[Your goal]: Do not copy the pictures; transcribe all other material exactly.

[Given data]:
○ ○ ○

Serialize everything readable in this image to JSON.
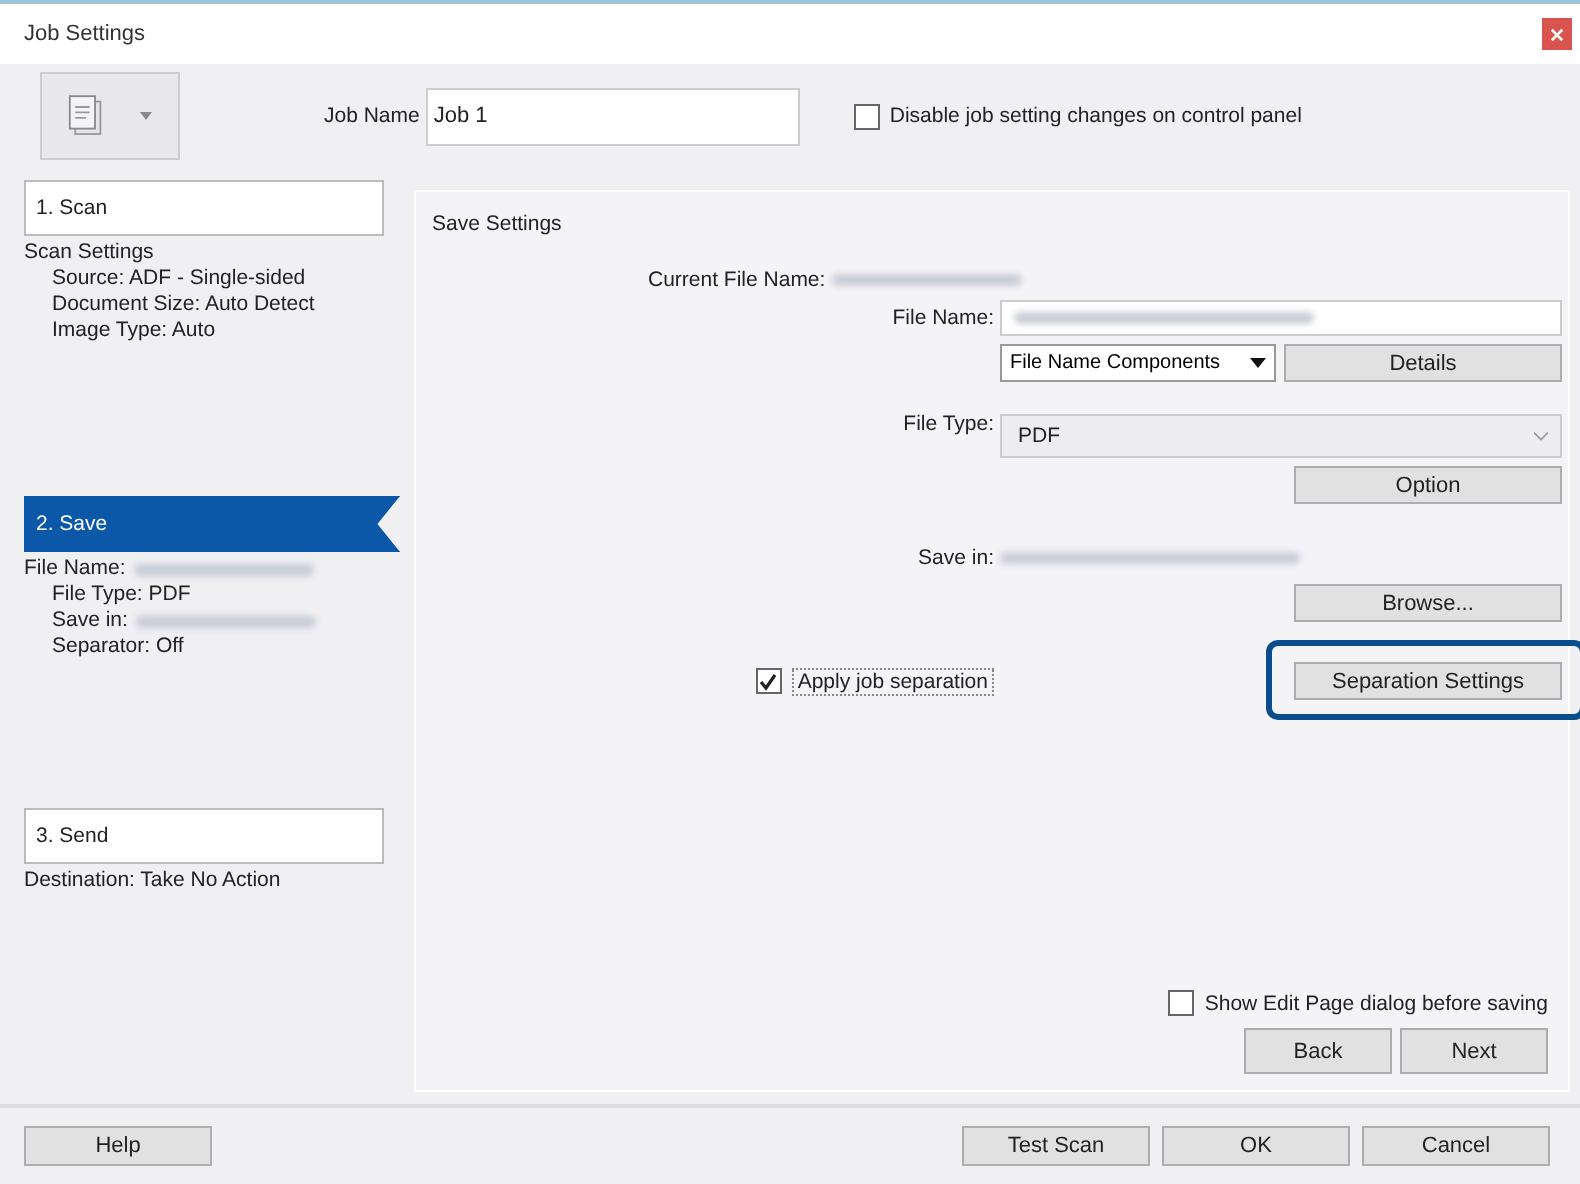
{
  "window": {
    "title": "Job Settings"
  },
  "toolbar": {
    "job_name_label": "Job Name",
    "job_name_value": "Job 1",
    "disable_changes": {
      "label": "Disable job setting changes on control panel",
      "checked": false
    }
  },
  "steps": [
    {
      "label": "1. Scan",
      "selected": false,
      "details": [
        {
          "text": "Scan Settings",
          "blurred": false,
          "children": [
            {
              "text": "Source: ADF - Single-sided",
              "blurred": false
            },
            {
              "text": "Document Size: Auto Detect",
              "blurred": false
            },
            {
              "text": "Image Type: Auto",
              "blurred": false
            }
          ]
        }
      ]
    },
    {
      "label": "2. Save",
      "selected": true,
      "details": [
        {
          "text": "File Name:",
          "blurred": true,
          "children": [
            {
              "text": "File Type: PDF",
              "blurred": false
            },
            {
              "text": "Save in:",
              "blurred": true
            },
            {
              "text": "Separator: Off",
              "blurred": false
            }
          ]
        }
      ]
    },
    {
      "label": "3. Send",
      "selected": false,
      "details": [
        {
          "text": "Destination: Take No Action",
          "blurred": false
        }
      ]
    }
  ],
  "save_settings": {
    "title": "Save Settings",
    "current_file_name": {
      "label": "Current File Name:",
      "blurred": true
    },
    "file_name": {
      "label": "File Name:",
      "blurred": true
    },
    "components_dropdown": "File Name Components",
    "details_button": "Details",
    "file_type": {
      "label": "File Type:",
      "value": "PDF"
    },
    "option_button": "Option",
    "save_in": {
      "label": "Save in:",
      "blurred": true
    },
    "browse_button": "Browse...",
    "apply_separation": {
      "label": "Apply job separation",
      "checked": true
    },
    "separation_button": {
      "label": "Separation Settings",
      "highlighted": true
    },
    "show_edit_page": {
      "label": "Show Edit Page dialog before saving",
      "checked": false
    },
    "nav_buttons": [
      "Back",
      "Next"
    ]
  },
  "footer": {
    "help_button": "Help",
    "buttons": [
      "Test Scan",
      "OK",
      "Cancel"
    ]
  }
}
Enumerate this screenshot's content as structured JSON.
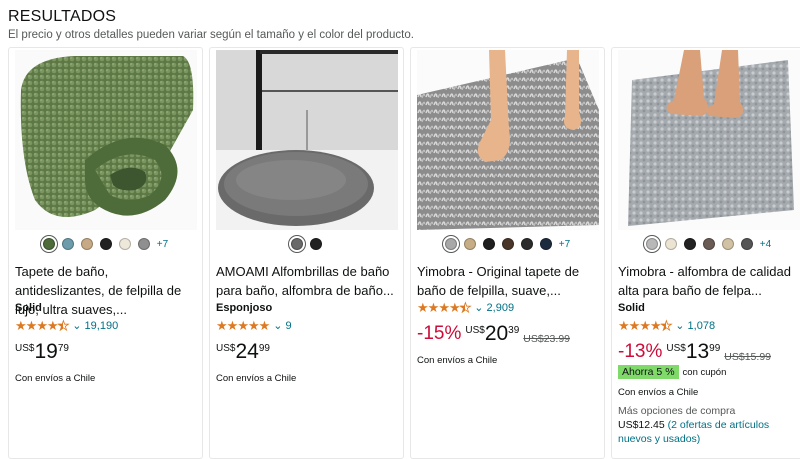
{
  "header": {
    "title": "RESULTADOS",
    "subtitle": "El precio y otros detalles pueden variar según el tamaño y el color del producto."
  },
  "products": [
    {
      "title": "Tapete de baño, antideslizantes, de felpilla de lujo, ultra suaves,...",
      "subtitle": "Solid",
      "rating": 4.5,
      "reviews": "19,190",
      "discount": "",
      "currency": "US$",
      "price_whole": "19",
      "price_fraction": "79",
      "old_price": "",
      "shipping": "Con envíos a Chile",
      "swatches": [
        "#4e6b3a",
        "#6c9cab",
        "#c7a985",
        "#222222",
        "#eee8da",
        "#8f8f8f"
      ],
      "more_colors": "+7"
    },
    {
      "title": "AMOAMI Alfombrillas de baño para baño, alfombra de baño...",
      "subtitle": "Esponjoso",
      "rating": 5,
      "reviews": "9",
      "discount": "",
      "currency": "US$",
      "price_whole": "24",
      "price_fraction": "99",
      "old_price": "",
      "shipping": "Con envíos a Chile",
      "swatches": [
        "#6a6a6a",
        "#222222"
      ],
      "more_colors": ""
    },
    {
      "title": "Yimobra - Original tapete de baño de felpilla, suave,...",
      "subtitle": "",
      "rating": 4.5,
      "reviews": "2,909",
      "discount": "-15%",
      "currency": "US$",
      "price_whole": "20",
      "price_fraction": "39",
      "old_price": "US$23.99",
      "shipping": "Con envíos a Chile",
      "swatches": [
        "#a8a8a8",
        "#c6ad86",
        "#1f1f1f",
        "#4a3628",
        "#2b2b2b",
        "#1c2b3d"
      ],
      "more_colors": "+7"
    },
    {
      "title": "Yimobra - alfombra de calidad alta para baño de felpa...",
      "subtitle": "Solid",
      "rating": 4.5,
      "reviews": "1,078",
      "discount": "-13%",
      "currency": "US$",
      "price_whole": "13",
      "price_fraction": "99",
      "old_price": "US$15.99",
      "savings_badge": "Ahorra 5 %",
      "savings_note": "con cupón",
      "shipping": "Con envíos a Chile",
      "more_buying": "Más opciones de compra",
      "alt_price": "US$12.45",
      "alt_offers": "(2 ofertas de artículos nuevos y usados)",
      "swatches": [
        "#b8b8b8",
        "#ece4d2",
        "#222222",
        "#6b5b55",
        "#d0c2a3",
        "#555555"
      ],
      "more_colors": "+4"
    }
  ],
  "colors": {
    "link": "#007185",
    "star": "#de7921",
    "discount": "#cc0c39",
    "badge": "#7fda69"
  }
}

○ ○ ○

[Task solution]:
Serialize everything readable in this image to JSON.
{
  "window": {
    "title": "Job Settings"
  },
  "toolbar": {
    "job_name_label": "Job Name",
    "job_name_value": "Job 1",
    "disable_changes": {
      "label": "Disable job setting changes on control panel",
      "checked": false
    }
  },
  "steps": [
    {
      "label": "1. Scan",
      "selected": false,
      "details": [
        {
          "text": "Scan Settings",
          "blurred": false,
          "children": [
            {
              "text": "Source: ADF - Single-sided",
              "blurred": false
            },
            {
              "text": "Document Size: Auto Detect",
              "blurred": false
            },
            {
              "text": "Image Type: Auto",
              "blurred": false
            }
          ]
        }
      ]
    },
    {
      "label": "2. Save",
      "selected": true,
      "details": [
        {
          "text": "File Name:",
          "blurred": true,
          "children": [
            {
              "text": "File Type: PDF",
              "blurred": false
            },
            {
              "text": "Save in:",
              "blurred": true
            },
            {
              "text": "Separator: Off",
              "blurred": false
            }
          ]
        }
      ]
    },
    {
      "label": "3. Send",
      "selected": false,
      "details": [
        {
          "text": "Destination: Take No Action",
          "blurred": false
        }
      ]
    }
  ],
  "save_settings": {
    "title": "Save Settings",
    "current_file_name": {
      "label": "Current File Name:",
      "blurred": true
    },
    "file_name": {
      "label": "File Name:",
      "blurred": true
    },
    "components_dropdown": "File Name Components",
    "details_button": "Details",
    "file_type": {
      "label": "File Type:",
      "value": "PDF"
    },
    "option_button": "Option",
    "save_in": {
      "label": "Save in:",
      "blurred": true
    },
    "browse_button": "Browse...",
    "apply_separation": {
      "label": "Apply job separation",
      "checked": true
    },
    "separation_button": {
      "label": "Separation Settings",
      "highlighted": true
    },
    "show_edit_page": {
      "label": "Show Edit Page dialog before saving",
      "checked": false
    },
    "nav_buttons": [
      "Back",
      "Next"
    ]
  },
  "footer": {
    "help_button": "Help",
    "buttons": [
      "Test Scan",
      "OK",
      "Cancel"
    ]
  }
}
Enumerate this screenshot's content as structured JSON.
{
  "header": {
    "title": "RESULTADOS",
    "subtitle": "El precio y otros detalles pueden variar según el tamaño y el color del producto."
  },
  "products": [
    {
      "title": "Tapete de baño, antideslizantes, de felpilla de lujo, ultra suaves,...",
      "subtitle": "Solid",
      "rating": 4.5,
      "reviews": "19,190",
      "discount": "",
      "currency": "US$",
      "price_whole": "19",
      "price_fraction": "79",
      "old_price": "",
      "shipping": "Con envíos a Chile",
      "swatches": [
        "#4e6b3a",
        "#6c9cab",
        "#c7a985",
        "#222222",
        "#eee8da",
        "#8f8f8f"
      ],
      "more_colors": "+7"
    },
    {
      "title": "AMOAMI Alfombrillas de baño para baño, alfombra de baño...",
      "subtitle": "Esponjoso",
      "rating": 5,
      "reviews": "9",
      "discount": "",
      "currency": "US$",
      "price_whole": "24",
      "price_fraction": "99",
      "old_price": "",
      "shipping": "Con envíos a Chile",
      "swatches": [
        "#6a6a6a",
        "#222222"
      ],
      "more_colors": ""
    },
    {
      "title": "Yimobra - Original tapete de baño de felpilla, suave,...",
      "subtitle": "",
      "rating": 4.5,
      "reviews": "2,909",
      "discount": "-15%",
      "currency": "US$",
      "price_whole": "20",
      "price_fraction": "39",
      "old_price": "US$23.99",
      "shipping": "Con envíos a Chile",
      "swatches": [
        "#a8a8a8",
        "#c6ad86",
        "#1f1f1f",
        "#4a3628",
        "#2b2b2b",
        "#1c2b3d"
      ],
      "more_colors": "+7"
    },
    {
      "title": "Yimobra - alfombra de calidad alta para baño de felpa...",
      "subtitle": "Solid",
      "rating": 4.5,
      "reviews": "1,078",
      "discount": "-13%",
      "currency": "US$",
      "price_whole": "13",
      "price_fraction": "99",
      "old_price": "US$15.99",
      "savings_badge": "Ahorra 5 %",
      "savings_note": "con cupón",
      "shipping": "Con envíos a Chile",
      "more_buying": "Más opciones de compra",
      "alt_price": "US$12.45",
      "alt_offers": "(2 ofertas de artículos nuevos y usados)",
      "swatches": [
        "#b8b8b8",
        "#ece4d2",
        "#222222",
        "#6b5b55",
        "#d0c2a3",
        "#555555"
      ],
      "more_colors": "+4"
    }
  ],
  "colors": {
    "link": "#007185",
    "star": "#de7921",
    "discount": "#cc0c39",
    "badge": "#7fda69"
  }
}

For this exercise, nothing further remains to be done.